- _What is needed_: Reproduce each of the following lines without any change, keeping them in the order given.

- _Extracted entries_:
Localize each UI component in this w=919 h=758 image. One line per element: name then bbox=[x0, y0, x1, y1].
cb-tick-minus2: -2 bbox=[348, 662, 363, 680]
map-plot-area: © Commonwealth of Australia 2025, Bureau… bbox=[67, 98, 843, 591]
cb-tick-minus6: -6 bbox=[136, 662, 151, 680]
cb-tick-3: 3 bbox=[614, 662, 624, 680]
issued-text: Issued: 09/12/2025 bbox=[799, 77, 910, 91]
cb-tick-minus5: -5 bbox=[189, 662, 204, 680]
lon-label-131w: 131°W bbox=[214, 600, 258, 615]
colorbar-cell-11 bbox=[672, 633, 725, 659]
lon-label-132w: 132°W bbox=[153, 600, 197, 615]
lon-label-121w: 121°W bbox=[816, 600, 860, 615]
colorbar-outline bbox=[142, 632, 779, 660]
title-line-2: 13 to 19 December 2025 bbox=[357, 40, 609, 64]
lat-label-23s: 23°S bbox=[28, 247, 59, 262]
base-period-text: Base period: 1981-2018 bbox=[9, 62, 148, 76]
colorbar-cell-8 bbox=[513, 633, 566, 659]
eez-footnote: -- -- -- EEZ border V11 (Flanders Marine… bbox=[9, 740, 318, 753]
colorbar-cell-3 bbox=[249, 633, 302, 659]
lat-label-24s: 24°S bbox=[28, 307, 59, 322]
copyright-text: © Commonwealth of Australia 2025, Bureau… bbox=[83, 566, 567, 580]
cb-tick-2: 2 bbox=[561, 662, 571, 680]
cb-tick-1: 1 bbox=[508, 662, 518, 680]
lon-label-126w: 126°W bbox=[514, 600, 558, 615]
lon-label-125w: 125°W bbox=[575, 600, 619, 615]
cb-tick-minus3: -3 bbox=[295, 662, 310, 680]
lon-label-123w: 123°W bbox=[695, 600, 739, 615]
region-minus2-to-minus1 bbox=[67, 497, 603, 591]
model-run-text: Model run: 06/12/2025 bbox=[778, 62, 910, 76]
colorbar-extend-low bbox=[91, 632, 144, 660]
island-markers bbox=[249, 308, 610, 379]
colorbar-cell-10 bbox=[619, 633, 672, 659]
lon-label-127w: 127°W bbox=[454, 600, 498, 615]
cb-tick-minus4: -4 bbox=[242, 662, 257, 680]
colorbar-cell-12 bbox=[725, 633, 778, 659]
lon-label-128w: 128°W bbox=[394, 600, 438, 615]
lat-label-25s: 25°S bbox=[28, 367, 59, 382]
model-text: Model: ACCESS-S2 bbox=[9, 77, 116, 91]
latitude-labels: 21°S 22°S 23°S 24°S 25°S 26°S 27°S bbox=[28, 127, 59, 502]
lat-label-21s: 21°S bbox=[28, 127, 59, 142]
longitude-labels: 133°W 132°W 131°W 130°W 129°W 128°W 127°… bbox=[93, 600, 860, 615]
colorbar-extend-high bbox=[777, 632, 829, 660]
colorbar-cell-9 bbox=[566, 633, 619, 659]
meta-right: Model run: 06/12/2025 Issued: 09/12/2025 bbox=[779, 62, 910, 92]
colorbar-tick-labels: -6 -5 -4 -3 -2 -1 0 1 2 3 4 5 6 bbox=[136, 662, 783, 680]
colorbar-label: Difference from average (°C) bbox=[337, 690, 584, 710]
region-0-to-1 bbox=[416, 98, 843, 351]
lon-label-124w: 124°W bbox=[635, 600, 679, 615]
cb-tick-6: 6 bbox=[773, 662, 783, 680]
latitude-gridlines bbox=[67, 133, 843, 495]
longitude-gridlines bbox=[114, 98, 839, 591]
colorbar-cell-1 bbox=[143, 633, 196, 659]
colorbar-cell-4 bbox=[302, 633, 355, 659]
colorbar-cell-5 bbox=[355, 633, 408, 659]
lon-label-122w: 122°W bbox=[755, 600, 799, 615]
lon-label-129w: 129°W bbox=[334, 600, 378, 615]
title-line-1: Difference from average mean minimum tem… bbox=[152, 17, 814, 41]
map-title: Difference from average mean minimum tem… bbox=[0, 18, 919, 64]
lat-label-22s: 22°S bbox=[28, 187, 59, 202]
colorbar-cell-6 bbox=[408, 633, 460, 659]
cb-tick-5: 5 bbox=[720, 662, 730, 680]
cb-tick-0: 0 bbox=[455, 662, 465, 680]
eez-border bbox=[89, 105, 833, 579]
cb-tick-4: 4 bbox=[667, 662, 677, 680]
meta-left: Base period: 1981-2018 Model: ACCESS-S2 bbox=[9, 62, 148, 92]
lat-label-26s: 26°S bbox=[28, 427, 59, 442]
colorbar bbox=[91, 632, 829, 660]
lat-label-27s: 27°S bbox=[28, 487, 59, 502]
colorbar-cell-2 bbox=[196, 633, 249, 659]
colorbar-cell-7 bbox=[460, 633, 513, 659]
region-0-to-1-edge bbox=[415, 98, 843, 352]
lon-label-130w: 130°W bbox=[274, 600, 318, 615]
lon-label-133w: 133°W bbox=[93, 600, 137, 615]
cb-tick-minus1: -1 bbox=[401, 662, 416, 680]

- _Full answer_:
Localize each UI component in this w=919 h=758 image. One line per element: name then bbox=[x0, y0, x1, y1].
cb-tick-minus2: -2 bbox=[348, 662, 363, 680]
map-plot-area: © Commonwealth of Australia 2025, Bureau… bbox=[67, 98, 843, 591]
cb-tick-minus6: -6 bbox=[136, 662, 151, 680]
cb-tick-3: 3 bbox=[614, 662, 624, 680]
issued-text: Issued: 09/12/2025 bbox=[799, 77, 910, 91]
cb-tick-minus5: -5 bbox=[189, 662, 204, 680]
lon-label-131w: 131°W bbox=[214, 600, 258, 615]
colorbar-cell-11 bbox=[672, 633, 725, 659]
lon-label-132w: 132°W bbox=[153, 600, 197, 615]
lon-label-121w: 121°W bbox=[816, 600, 860, 615]
colorbar-outline bbox=[142, 632, 779, 660]
title-line-2: 13 to 19 December 2025 bbox=[357, 40, 609, 64]
lat-label-23s: 23°S bbox=[28, 247, 59, 262]
base-period-text: Base period: 1981-2018 bbox=[9, 62, 148, 76]
colorbar-cell-8 bbox=[513, 633, 566, 659]
eez-footnote: -- -- -- EEZ border V11 (Flanders Marine… bbox=[9, 740, 318, 753]
colorbar-cell-3 bbox=[249, 633, 302, 659]
lat-label-24s: 24°S bbox=[28, 307, 59, 322]
copyright-text: © Commonwealth of Australia 2025, Bureau… bbox=[83, 566, 567, 580]
cb-tick-2: 2 bbox=[561, 662, 571, 680]
cb-tick-1: 1 bbox=[508, 662, 518, 680]
lon-label-126w: 126°W bbox=[514, 600, 558, 615]
lon-label-125w: 125°W bbox=[575, 600, 619, 615]
cb-tick-minus3: -3 bbox=[295, 662, 310, 680]
lon-label-123w: 123°W bbox=[695, 600, 739, 615]
region-minus2-to-minus1 bbox=[67, 497, 603, 591]
model-run-text: Model run: 06/12/2025 bbox=[778, 62, 910, 76]
colorbar-extend-low bbox=[91, 632, 144, 660]
island-markers bbox=[249, 308, 610, 379]
colorbar-cell-10 bbox=[619, 633, 672, 659]
lon-label-127w: 127°W bbox=[454, 600, 498, 615]
cb-tick-minus4: -4 bbox=[242, 662, 257, 680]
colorbar-cell-12 bbox=[725, 633, 778, 659]
lon-label-128w: 128°W bbox=[394, 600, 438, 615]
lat-label-25s: 25°S bbox=[28, 367, 59, 382]
model-text: Model: ACCESS-S2 bbox=[9, 77, 116, 91]
latitude-labels: 21°S 22°S 23°S 24°S 25°S 26°S 27°S bbox=[28, 127, 59, 502]
lat-label-21s: 21°S bbox=[28, 127, 59, 142]
longitude-labels: 133°W 132°W 131°W 130°W 129°W 128°W 127°… bbox=[93, 600, 860, 615]
colorbar-extend-high bbox=[777, 632, 829, 660]
colorbar-cell-9 bbox=[566, 633, 619, 659]
meta-right: Model run: 06/12/2025 Issued: 09/12/2025 bbox=[779, 62, 910, 92]
colorbar-tick-labels: -6 -5 -4 -3 -2 -1 0 1 2 3 4 5 6 bbox=[136, 662, 783, 680]
colorbar-label: Difference from average (°C) bbox=[337, 690, 584, 710]
region-0-to-1 bbox=[416, 98, 843, 351]
lon-label-124w: 124°W bbox=[635, 600, 679, 615]
cb-tick-6: 6 bbox=[773, 662, 783, 680]
latitude-gridlines bbox=[67, 133, 843, 495]
longitude-gridlines bbox=[114, 98, 839, 591]
colorbar-cell-1 bbox=[143, 633, 196, 659]
colorbar-cell-4 bbox=[302, 633, 355, 659]
colorbar-cell-5 bbox=[355, 633, 408, 659]
lon-label-122w: 122°W bbox=[755, 600, 799, 615]
lon-label-129w: 129°W bbox=[334, 600, 378, 615]
title-line-1: Difference from average mean minimum tem… bbox=[152, 17, 814, 41]
map-title: Difference from average mean minimum tem… bbox=[0, 18, 919, 64]
lat-label-22s: 22°S bbox=[28, 187, 59, 202]
colorbar-cell-6 bbox=[408, 633, 460, 659]
cb-tick-5: 5 bbox=[720, 662, 730, 680]
cb-tick-0: 0 bbox=[455, 662, 465, 680]
eez-border bbox=[89, 105, 833, 579]
cb-tick-4: 4 bbox=[667, 662, 677, 680]
meta-left: Base period: 1981-2018 Model: ACCESS-S2 bbox=[9, 62, 148, 92]
lat-label-26s: 26°S bbox=[28, 427, 59, 442]
colorbar bbox=[91, 632, 829, 660]
lat-label-27s: 27°S bbox=[28, 487, 59, 502]
colorbar-cell-2 bbox=[196, 633, 249, 659]
colorbar-cell-7 bbox=[460, 633, 513, 659]
region-0-to-1-edge bbox=[415, 98, 843, 352]
lon-label-130w: 130°W bbox=[274, 600, 318, 615]
lon-label-133w: 133°W bbox=[93, 600, 137, 615]
cb-tick-minus1: -1 bbox=[401, 662, 416, 680]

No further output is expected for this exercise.